:: Problem description ::
Present every line in which the string "darajasiga" appears.

-.-.-

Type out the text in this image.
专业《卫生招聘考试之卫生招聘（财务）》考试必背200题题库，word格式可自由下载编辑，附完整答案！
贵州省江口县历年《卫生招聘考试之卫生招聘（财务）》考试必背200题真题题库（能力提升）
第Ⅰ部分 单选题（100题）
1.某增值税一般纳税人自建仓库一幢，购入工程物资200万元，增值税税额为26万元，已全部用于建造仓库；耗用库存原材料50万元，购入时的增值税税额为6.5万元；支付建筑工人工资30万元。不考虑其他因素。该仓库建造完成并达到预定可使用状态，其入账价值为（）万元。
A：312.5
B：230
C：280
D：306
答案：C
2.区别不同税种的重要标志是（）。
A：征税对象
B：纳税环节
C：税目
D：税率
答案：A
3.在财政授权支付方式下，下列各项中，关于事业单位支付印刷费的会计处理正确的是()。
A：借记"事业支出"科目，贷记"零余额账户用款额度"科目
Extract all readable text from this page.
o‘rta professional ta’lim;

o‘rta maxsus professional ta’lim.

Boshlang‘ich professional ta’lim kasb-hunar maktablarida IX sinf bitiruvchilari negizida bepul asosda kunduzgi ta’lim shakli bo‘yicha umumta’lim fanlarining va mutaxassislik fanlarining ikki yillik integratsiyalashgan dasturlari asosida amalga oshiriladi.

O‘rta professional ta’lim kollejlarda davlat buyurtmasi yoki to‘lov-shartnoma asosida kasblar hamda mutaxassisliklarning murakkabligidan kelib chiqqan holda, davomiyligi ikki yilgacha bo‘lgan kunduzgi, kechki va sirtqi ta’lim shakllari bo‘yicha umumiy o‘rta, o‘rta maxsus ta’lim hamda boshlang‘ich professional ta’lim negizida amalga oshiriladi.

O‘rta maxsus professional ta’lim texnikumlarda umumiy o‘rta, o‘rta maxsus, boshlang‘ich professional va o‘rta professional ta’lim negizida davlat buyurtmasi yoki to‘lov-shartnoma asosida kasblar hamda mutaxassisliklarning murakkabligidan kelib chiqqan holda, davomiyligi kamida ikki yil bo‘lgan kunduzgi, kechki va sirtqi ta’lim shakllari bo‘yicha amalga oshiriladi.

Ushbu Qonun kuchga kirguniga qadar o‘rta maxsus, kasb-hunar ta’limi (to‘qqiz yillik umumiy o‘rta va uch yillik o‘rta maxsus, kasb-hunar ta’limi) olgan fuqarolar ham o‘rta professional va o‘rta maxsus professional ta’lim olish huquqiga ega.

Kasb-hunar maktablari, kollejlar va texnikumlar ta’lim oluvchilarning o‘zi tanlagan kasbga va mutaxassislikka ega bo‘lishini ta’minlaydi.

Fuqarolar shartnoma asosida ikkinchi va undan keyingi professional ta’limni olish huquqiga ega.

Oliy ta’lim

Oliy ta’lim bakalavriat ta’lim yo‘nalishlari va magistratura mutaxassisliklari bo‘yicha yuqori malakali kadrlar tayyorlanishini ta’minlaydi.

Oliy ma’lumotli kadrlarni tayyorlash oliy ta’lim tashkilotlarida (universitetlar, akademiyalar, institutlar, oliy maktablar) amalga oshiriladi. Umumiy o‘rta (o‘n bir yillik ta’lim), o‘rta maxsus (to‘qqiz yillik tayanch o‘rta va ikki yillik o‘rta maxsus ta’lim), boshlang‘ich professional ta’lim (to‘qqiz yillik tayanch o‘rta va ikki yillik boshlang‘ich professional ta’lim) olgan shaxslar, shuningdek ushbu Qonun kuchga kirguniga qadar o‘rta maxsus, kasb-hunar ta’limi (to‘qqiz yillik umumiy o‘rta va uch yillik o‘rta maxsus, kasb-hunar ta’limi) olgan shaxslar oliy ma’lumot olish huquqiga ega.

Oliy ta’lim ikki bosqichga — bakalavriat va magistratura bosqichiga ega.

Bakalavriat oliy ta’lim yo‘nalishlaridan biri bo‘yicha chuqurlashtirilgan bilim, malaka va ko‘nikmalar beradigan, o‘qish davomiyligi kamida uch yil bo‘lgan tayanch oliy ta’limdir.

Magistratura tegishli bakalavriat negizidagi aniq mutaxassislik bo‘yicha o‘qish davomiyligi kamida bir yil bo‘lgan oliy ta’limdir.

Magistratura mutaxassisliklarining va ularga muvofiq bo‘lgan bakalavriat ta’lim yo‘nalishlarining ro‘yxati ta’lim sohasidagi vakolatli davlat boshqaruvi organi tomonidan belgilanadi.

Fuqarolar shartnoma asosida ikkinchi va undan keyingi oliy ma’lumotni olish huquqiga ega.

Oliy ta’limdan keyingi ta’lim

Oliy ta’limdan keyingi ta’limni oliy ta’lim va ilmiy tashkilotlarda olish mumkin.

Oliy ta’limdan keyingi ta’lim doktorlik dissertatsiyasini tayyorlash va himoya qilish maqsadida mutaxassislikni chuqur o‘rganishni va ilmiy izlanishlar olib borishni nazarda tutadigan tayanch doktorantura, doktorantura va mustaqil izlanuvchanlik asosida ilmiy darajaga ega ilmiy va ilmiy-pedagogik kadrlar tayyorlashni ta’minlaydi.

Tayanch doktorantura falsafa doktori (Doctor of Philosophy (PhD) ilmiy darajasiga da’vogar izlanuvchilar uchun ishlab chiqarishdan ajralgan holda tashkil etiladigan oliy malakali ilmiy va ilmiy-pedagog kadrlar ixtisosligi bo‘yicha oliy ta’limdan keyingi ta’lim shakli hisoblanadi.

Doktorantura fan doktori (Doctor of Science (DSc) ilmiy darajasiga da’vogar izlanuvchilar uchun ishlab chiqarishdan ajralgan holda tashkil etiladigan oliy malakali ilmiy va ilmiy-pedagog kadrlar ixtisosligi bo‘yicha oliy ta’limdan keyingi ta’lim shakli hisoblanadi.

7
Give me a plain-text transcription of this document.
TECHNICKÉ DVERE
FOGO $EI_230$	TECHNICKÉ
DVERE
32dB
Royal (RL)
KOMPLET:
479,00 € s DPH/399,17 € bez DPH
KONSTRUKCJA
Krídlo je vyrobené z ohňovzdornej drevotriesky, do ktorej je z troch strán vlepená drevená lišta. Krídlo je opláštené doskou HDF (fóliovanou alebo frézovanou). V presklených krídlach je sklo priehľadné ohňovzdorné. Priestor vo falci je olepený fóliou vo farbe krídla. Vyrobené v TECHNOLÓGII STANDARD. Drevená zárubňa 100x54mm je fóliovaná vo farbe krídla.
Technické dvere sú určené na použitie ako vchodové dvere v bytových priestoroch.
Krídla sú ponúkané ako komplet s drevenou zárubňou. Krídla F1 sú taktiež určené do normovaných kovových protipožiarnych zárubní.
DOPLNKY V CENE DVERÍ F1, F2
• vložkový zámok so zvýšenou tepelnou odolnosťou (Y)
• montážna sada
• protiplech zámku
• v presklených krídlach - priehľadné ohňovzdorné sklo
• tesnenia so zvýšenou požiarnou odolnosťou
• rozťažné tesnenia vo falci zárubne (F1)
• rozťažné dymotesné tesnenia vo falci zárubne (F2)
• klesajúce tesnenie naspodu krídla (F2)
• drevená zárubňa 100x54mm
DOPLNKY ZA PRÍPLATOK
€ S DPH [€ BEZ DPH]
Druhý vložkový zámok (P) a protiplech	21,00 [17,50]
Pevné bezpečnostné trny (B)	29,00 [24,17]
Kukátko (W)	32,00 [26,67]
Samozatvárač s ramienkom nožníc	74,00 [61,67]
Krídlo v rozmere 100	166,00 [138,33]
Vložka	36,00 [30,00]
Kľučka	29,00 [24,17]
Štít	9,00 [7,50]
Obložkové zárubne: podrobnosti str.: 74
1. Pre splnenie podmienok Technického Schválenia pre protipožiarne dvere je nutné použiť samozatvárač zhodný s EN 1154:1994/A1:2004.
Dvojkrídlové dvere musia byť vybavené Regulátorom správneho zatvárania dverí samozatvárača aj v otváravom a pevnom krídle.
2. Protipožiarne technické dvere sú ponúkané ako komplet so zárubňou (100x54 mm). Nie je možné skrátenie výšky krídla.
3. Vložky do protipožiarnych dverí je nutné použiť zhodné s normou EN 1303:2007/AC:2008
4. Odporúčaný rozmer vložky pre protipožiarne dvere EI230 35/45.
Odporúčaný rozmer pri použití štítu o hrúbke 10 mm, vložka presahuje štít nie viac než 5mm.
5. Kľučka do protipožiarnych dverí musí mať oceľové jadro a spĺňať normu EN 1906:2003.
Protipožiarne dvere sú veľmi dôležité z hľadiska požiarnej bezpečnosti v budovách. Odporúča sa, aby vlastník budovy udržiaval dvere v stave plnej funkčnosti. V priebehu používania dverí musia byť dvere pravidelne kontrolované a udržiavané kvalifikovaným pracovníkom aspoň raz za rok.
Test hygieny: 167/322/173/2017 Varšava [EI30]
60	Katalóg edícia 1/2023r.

-.-.-

:: Result of this task ::
Tayanch doktorantura falsafa doktori (Doctor of Philosophy (PhD) ilmiy darajasiga da’vogar izlanuvchilar uchun ishlab chiqarishdan ajralgan holda tashkil etiladigan oliy malakali ilmiy va ilmiy-pedagog kadrlar ixtisosligi bo‘yicha oliy ta’limdan keyingi ta’lim shakli hisoblanadi.
Doktorantura fan doktori (Doctor of Science (DSc) ilmiy darajasiga da’vogar izlanuvchilar uchun ishlab chiqarishdan ajralgan holda tashkil etiladigan oliy malakali ilmiy va ilmiy-pedagog kadrlar ixtisosligi bo‘yicha oliy ta’limdan keyingi ta’lim shakli hisoblanadi.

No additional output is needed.